■ What you are asked to do:
Go through the listing below and list every line with "mirror".

(Rows from a dataset)
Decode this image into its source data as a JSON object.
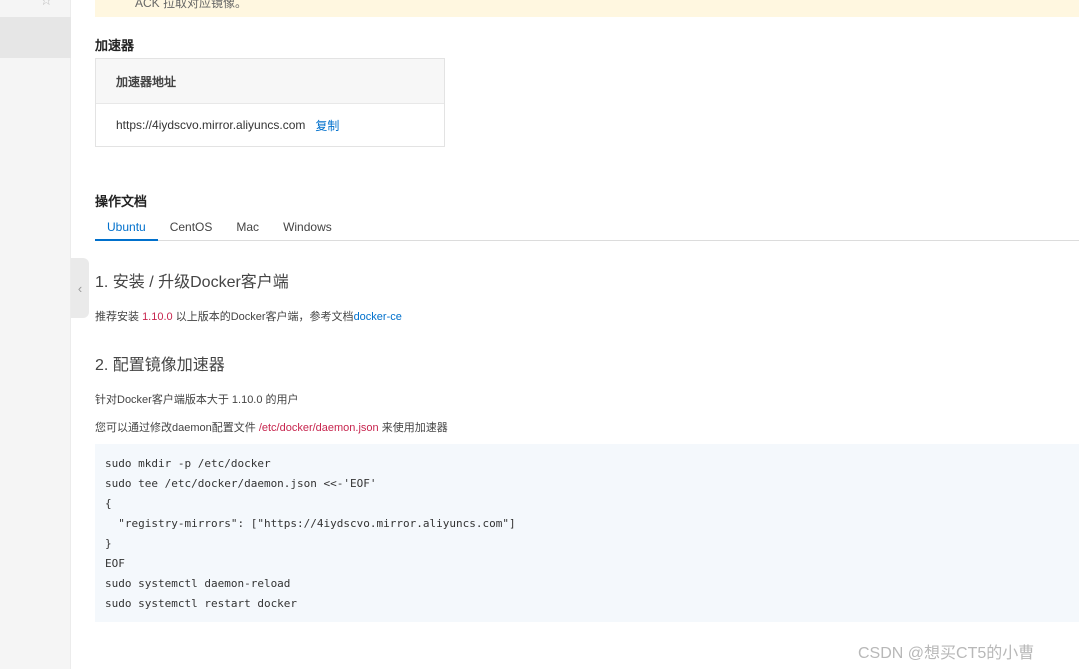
{
  "notice": {
    "text": "ACK 拉取对应镜像。"
  },
  "accelerator": {
    "section_title": "加速器",
    "header": "加速器地址",
    "address": "https://4iydscvo.mirror.aliyuncs.com",
    "copy_label": "复制"
  },
  "docs": {
    "section_title": "操作文档",
    "tabs": [
      {
        "label": "Ubuntu",
        "active": true
      },
      {
        "label": "CentOS",
        "active": false
      },
      {
        "label": "Mac",
        "active": false
      },
      {
        "label": "Windows",
        "active": false
      }
    ],
    "step1": {
      "title": "1. 安装 / 升级Docker客户端",
      "text_prefix": "推荐安装 ",
      "version": "1.10.0",
      "text_middle": " 以上版本的Docker客户端，参考文档",
      "link": "docker-ce"
    },
    "step2": {
      "title": "2. 配置镜像加速器",
      "line1": "针对Docker客户端版本大于 1.10.0 的用户",
      "line2_prefix": "您可以通过修改daemon配置文件 ",
      "config_path": "/etc/docker/daemon.json",
      "line2_suffix": " 来使用加速器"
    },
    "code_lines": [
      "sudo mkdir -p /etc/docker",
      "sudo tee /etc/docker/daemon.json <<-'EOF'",
      "{",
      "  \"registry-mirrors\": [\"https://4iydscvo.mirror.aliyuncs.com\"]",
      "}",
      "EOF",
      "sudo systemctl daemon-reload",
      "sudo systemctl restart docker"
    ]
  },
  "watermark": "CSDN @想买CT5的小曹",
  "colors": {
    "accent": "#0070cc",
    "highlight": "#c7254e",
    "code_bg": "#f4f8fc",
    "notice_bg": "#fff7e0"
  }
}
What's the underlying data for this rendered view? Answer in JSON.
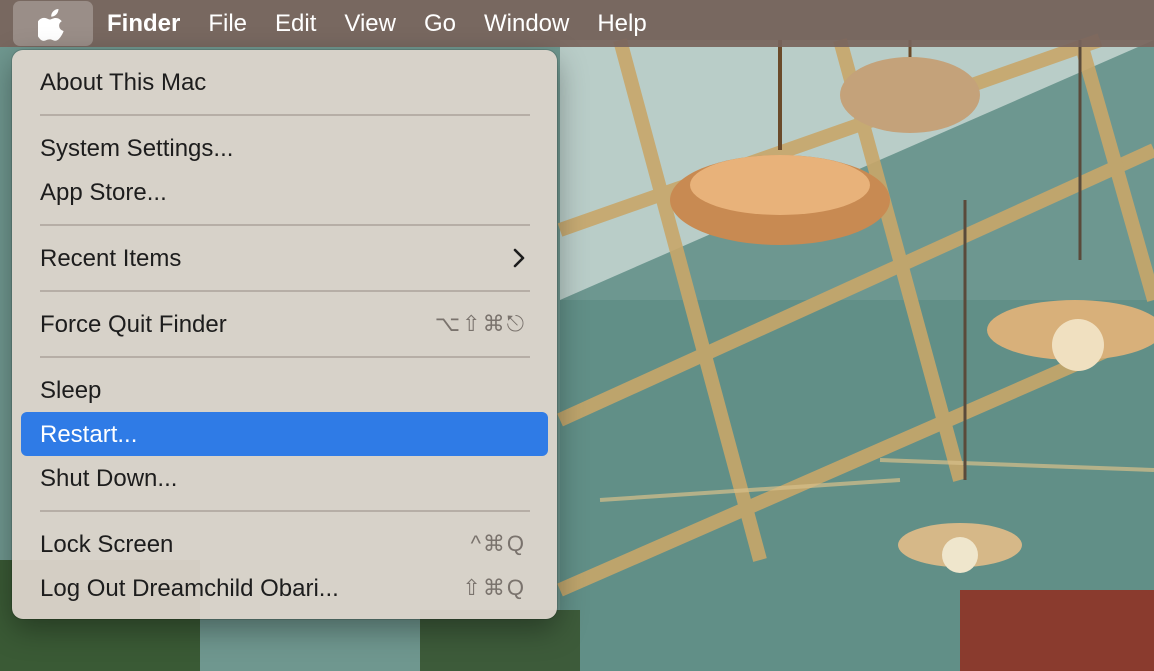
{
  "menubar": {
    "app_name": "Finder",
    "menus": [
      "File",
      "Edit",
      "View",
      "Go",
      "Window",
      "Help"
    ]
  },
  "apple_menu": {
    "items": [
      {
        "label": "About This Mac",
        "shortcut": ""
      },
      {
        "label": "System Settings...",
        "shortcut": ""
      },
      {
        "label": "App Store...",
        "shortcut": ""
      },
      {
        "label": "Recent Items",
        "shortcut": ""
      },
      {
        "label": "Force Quit Finder",
        "shortcut": "⌥⇧⌘⎋"
      },
      {
        "label": "Sleep",
        "shortcut": ""
      },
      {
        "label": "Restart...",
        "shortcut": ""
      },
      {
        "label": "Shut Down...",
        "shortcut": ""
      },
      {
        "label": "Lock Screen",
        "shortcut": "^⌘Q"
      },
      {
        "label": "Log Out Dreamchild Obari...",
        "shortcut": "⇧⌘Q"
      }
    ],
    "highlighted_index": 6
  },
  "colors": {
    "highlight": "#2f7be6",
    "menubar": "#786459"
  }
}
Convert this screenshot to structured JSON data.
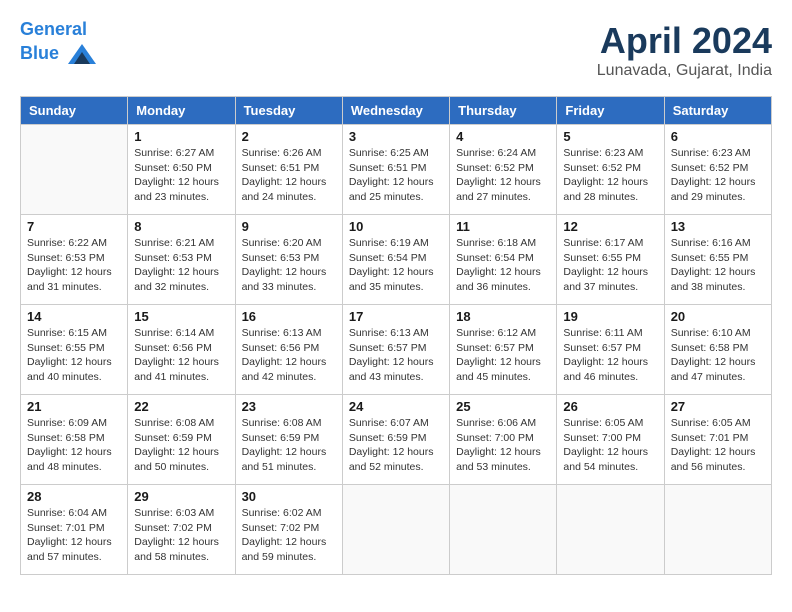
{
  "header": {
    "logo_line1": "General",
    "logo_line2": "Blue",
    "month_title": "April 2024",
    "location": "Lunavada, Gujarat, India"
  },
  "days_of_week": [
    "Sunday",
    "Monday",
    "Tuesday",
    "Wednesday",
    "Thursday",
    "Friday",
    "Saturday"
  ],
  "weeks": [
    [
      {
        "day": "",
        "info": ""
      },
      {
        "day": "1",
        "info": "Sunrise: 6:27 AM\nSunset: 6:50 PM\nDaylight: 12 hours\nand 23 minutes."
      },
      {
        "day": "2",
        "info": "Sunrise: 6:26 AM\nSunset: 6:51 PM\nDaylight: 12 hours\nand 24 minutes."
      },
      {
        "day": "3",
        "info": "Sunrise: 6:25 AM\nSunset: 6:51 PM\nDaylight: 12 hours\nand 25 minutes."
      },
      {
        "day": "4",
        "info": "Sunrise: 6:24 AM\nSunset: 6:52 PM\nDaylight: 12 hours\nand 27 minutes."
      },
      {
        "day": "5",
        "info": "Sunrise: 6:23 AM\nSunset: 6:52 PM\nDaylight: 12 hours\nand 28 minutes."
      },
      {
        "day": "6",
        "info": "Sunrise: 6:23 AM\nSunset: 6:52 PM\nDaylight: 12 hours\nand 29 minutes."
      }
    ],
    [
      {
        "day": "7",
        "info": "Sunrise: 6:22 AM\nSunset: 6:53 PM\nDaylight: 12 hours\nand 31 minutes."
      },
      {
        "day": "8",
        "info": "Sunrise: 6:21 AM\nSunset: 6:53 PM\nDaylight: 12 hours\nand 32 minutes."
      },
      {
        "day": "9",
        "info": "Sunrise: 6:20 AM\nSunset: 6:53 PM\nDaylight: 12 hours\nand 33 minutes."
      },
      {
        "day": "10",
        "info": "Sunrise: 6:19 AM\nSunset: 6:54 PM\nDaylight: 12 hours\nand 35 minutes."
      },
      {
        "day": "11",
        "info": "Sunrise: 6:18 AM\nSunset: 6:54 PM\nDaylight: 12 hours\nand 36 minutes."
      },
      {
        "day": "12",
        "info": "Sunrise: 6:17 AM\nSunset: 6:55 PM\nDaylight: 12 hours\nand 37 minutes."
      },
      {
        "day": "13",
        "info": "Sunrise: 6:16 AM\nSunset: 6:55 PM\nDaylight: 12 hours\nand 38 minutes."
      }
    ],
    [
      {
        "day": "14",
        "info": "Sunrise: 6:15 AM\nSunset: 6:55 PM\nDaylight: 12 hours\nand 40 minutes."
      },
      {
        "day": "15",
        "info": "Sunrise: 6:14 AM\nSunset: 6:56 PM\nDaylight: 12 hours\nand 41 minutes."
      },
      {
        "day": "16",
        "info": "Sunrise: 6:13 AM\nSunset: 6:56 PM\nDaylight: 12 hours\nand 42 minutes."
      },
      {
        "day": "17",
        "info": "Sunrise: 6:13 AM\nSunset: 6:57 PM\nDaylight: 12 hours\nand 43 minutes."
      },
      {
        "day": "18",
        "info": "Sunrise: 6:12 AM\nSunset: 6:57 PM\nDaylight: 12 hours\nand 45 minutes."
      },
      {
        "day": "19",
        "info": "Sunrise: 6:11 AM\nSunset: 6:57 PM\nDaylight: 12 hours\nand 46 minutes."
      },
      {
        "day": "20",
        "info": "Sunrise: 6:10 AM\nSunset: 6:58 PM\nDaylight: 12 hours\nand 47 minutes."
      }
    ],
    [
      {
        "day": "21",
        "info": "Sunrise: 6:09 AM\nSunset: 6:58 PM\nDaylight: 12 hours\nand 48 minutes."
      },
      {
        "day": "22",
        "info": "Sunrise: 6:08 AM\nSunset: 6:59 PM\nDaylight: 12 hours\nand 50 minutes."
      },
      {
        "day": "23",
        "info": "Sunrise: 6:08 AM\nSunset: 6:59 PM\nDaylight: 12 hours\nand 51 minutes."
      },
      {
        "day": "24",
        "info": "Sunrise: 6:07 AM\nSunset: 6:59 PM\nDaylight: 12 hours\nand 52 minutes."
      },
      {
        "day": "25",
        "info": "Sunrise: 6:06 AM\nSunset: 7:00 PM\nDaylight: 12 hours\nand 53 minutes."
      },
      {
        "day": "26",
        "info": "Sunrise: 6:05 AM\nSunset: 7:00 PM\nDaylight: 12 hours\nand 54 minutes."
      },
      {
        "day": "27",
        "info": "Sunrise: 6:05 AM\nSunset: 7:01 PM\nDaylight: 12 hours\nand 56 minutes."
      }
    ],
    [
      {
        "day": "28",
        "info": "Sunrise: 6:04 AM\nSunset: 7:01 PM\nDaylight: 12 hours\nand 57 minutes."
      },
      {
        "day": "29",
        "info": "Sunrise: 6:03 AM\nSunset: 7:02 PM\nDaylight: 12 hours\nand 58 minutes."
      },
      {
        "day": "30",
        "info": "Sunrise: 6:02 AM\nSunset: 7:02 PM\nDaylight: 12 hours\nand 59 minutes."
      },
      {
        "day": "",
        "info": ""
      },
      {
        "day": "",
        "info": ""
      },
      {
        "day": "",
        "info": ""
      },
      {
        "day": "",
        "info": ""
      }
    ]
  ]
}
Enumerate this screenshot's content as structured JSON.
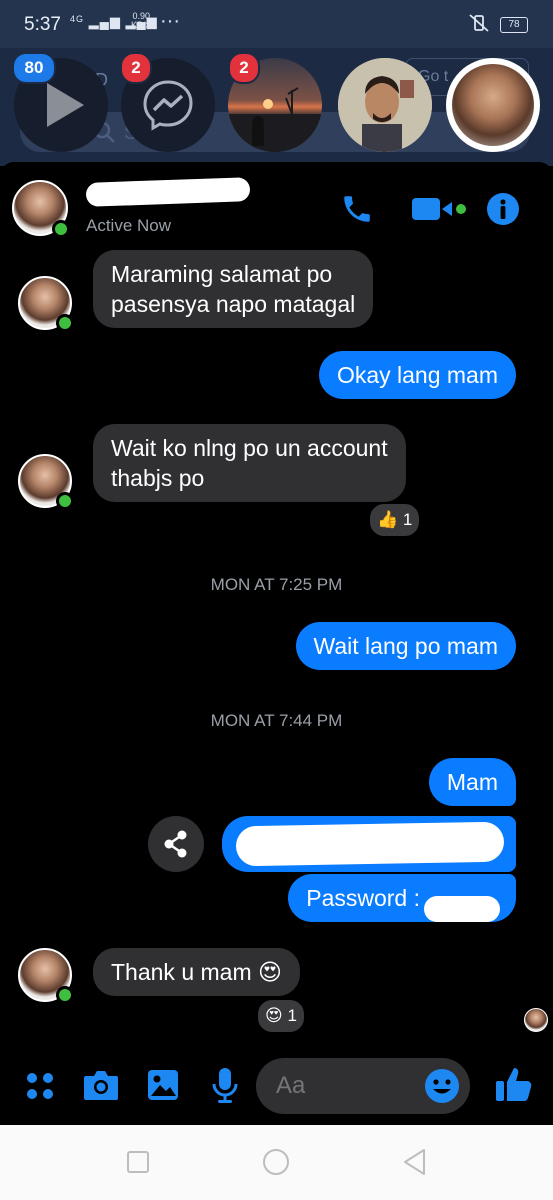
{
  "status_bar": {
    "time": "5:37",
    "signal": "4G",
    "net_speed_value": "0.90",
    "net_speed_unit": "KB/S",
    "more": "···",
    "battery": "78"
  },
  "background_app": {
    "search_placeholder": "Search",
    "goto_label": "Go t",
    "partial_text": "D"
  },
  "chat_heads": {
    "video_badge": "80",
    "messenger_badge": "2",
    "sunset_badge": "2"
  },
  "header": {
    "status": "Active Now"
  },
  "messages": {
    "m1": "Maraming salamat po\npasensya napo matagal",
    "m2": "Okay lang mam",
    "m3": "Wait ko nlng po un account\nthabjs po",
    "m3_reaction_emoji": "👍",
    "m3_reaction_count": "1",
    "ts1": "MON AT 7:25 PM",
    "m4": "Wait lang po mam",
    "ts2": "MON AT 7:44 PM",
    "m5": "Mam",
    "m7": "Password :",
    "m8": "Thank u mam",
    "m8_emoji": "😍",
    "m8_reaction_emoji": "😍",
    "m8_reaction_count": "1"
  },
  "composer": {
    "placeholder": "Aa"
  },
  "colors": {
    "accent": "#0a7cff",
    "incoming_bubble": "#303033",
    "online": "#3fbf3f",
    "badge": "#e2323c"
  }
}
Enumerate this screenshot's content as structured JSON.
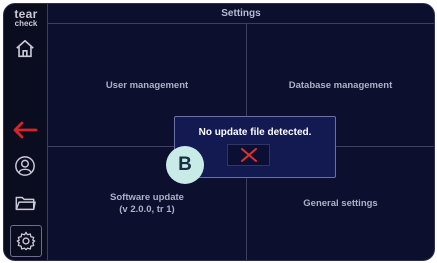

■ Finished answer:
    "address": "https://4iydscvo.mirror.aliyuncs.com",
      "  \"registry-mirrors\": [\"https://4iydscvo.mirror.aliyuncs.com\"]",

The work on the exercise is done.